◆ Deskripsi Soal
Lanjutkan teks halaman tentang model ARIMA(2,0,2) mulai sesudah baris terakhirnya.

◆ Teks Halaman
══════════════════════════════
Model terbaik diperoleh berdasarkan nilai AIC terkecil. Oleh karena itu, model terbaik yang diperoleh adalah \(ARIMA(2,0,2)\)

Model \(ARIMA(2,0,2)\), maka \(Y_t\) diperoleh dari penjabaran operator backshift sehingga untuk model \(ARIMA(2,0,2)\):

\[ \phi(B)(1-B)^dY_t = \mu + \theta_q(B)e_t \] \[ (1-\phi_1B-\phi_2B^2)Y_t = \mu + (1+\theta_1B+\theta_2B^2)e_t \] \[ Y_t-\phi_1Y_{t-1}-\phi_2Y_{t-2} = \mu + e_t+\theta_1e_{t-1}+\theta_2e_{t-2} \] \[ Y_t = \mu + \phi_1Y_{t-1} + \phi_2Y_{t-2} + e_t + \theta_1e_{t-1} + \theta_2e_{t-2} \]

Pendugaan parameter \(\hat{\mu}\) = \(-0.0306\), \(\phi_1\) = \(0.6972\), \(\phi_2\) = \(-0.7064\), \(\theta_1\) = $-0.0006, \(\theta_2\) = \(0.3732\). Model terbaik yang diperoleh yaitu model ARIMA(2,0,2). \[\begin{equation} Y_t = - 0.0306 + 0.6972 Y_{t-1} - 0.7064 Y_{t-2} + e_t - 0.0006 e_{t-1} + 0.3732 e_{t-2} \end{equation}\]

Diagnostic model

ARIMA202diag <- stats::arima(data.dif2, order = c(2,0,2), method = "ML")
checkresiduals(ARIMA202diag)
══════════════════════════════
◆ Baris Data
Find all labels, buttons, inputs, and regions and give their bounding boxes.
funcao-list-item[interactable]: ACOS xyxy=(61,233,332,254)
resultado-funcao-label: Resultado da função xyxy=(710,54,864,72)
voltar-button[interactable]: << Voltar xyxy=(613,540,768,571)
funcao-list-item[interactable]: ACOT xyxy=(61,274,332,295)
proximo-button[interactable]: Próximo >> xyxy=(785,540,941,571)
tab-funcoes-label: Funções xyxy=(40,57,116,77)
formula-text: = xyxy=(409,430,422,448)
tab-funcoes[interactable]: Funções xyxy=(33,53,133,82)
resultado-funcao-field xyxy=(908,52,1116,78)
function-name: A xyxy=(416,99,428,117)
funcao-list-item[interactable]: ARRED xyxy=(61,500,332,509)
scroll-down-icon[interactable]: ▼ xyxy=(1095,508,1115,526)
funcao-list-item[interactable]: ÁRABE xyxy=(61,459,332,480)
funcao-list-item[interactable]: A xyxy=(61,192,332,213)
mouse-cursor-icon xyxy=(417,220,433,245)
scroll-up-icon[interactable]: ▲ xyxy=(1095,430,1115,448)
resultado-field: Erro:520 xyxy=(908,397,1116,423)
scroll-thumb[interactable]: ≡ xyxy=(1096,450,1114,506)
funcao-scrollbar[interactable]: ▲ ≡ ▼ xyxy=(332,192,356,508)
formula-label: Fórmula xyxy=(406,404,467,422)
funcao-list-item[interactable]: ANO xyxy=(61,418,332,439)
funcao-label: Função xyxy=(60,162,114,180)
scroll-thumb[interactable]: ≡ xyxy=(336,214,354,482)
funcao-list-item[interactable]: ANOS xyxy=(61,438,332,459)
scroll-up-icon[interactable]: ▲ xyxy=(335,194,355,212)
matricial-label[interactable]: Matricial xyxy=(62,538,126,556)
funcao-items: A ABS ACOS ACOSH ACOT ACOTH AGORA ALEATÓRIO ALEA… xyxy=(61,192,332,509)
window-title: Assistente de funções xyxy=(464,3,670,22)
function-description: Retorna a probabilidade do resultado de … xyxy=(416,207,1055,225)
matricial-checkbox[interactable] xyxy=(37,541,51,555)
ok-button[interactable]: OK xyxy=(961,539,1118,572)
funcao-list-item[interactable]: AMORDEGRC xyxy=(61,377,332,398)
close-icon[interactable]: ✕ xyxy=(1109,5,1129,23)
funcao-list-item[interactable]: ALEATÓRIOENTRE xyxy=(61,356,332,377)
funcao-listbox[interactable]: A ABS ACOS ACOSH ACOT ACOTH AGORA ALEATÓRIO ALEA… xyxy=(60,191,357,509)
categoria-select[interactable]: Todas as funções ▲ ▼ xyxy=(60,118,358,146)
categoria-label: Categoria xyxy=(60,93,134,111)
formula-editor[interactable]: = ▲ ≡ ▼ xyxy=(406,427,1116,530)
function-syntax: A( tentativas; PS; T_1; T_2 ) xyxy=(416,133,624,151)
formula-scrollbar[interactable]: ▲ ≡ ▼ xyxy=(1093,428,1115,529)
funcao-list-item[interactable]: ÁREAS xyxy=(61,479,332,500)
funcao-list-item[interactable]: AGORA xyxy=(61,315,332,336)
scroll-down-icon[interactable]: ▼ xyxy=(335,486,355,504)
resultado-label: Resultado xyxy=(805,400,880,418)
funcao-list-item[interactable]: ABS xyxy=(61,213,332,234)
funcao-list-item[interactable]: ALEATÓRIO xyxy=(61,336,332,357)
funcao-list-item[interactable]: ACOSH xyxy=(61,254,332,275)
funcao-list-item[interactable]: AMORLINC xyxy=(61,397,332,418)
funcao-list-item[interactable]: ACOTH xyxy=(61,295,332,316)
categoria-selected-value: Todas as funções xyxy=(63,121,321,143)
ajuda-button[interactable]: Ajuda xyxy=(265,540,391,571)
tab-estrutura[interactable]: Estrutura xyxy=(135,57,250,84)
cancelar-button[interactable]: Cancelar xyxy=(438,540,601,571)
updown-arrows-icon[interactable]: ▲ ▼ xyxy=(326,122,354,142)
══════════════════════════════
◆ Jawaban Latihan
## 
##  Ljung-Box test
## 
## data:  Residuals from ARIMA(2,0,2) with non-zero mean
## Q* = 1.5853, df = 6, p-value = 0.9536
## 
## Model df: 4.   Total lags used: 10

Berdasarkan plot di ACF dan PACF terlihat bahwa tidak ada lag yang signifikan. Artinya tidak ada gejala autokorelasi pada sisaan.

sisaan <- arima202$residuals
# Uji formal normalitas data
ks.test(sisaan,"pnorm")
## 
##  Asymptotic one-sample Kolmogorov-Smirnov test
## 
## data:  sisaan
## D = 0.036122, p-value = 0.9979
## alternative hypothesis: two-sided

Hasil pengujian meunjukan nilai \(p-value = 0.9979 > 0.05\). Maka sisaan menyebar normal.

# Uji nilai tengah sisaan
t.test(sisaan, mu = 0, alternative = "two.sided")
## 
##  One Sample t-test
## 
## data:  sisaan
## t = 0.032496, df = 117, p-value = 0.9741
## alternative hypothesis: true mean is not equal to 0
## 95 percent confidence interval:
##  -0.1845760  0.1907342
## sample estimates:
##   mean of x 
## 0.003079083

hasil Nilai Tengah Sisaan menunjukan nilai \(p-value = 0.9741 > 0.05\). Maka nilai tengah sisaan sama dengan \(0\)

# Uji autokorelasi
Box.test(sisaan, lag = 20 ,type = "Ljung")
## 
##  Box-Ljung test
## 
## data:  sisaan
## X-squared = 8.192, df = 20, p-value = 0.9905

Hasil uji Autokorelasi menunjukan nilai \(p-value = 0.9905 > 0.05\). Maka tidak terdapat gejala autokorelasi.

Kesimpulan

Jadi dapat disimpulkan bahwa semua asumsi terpenuhi.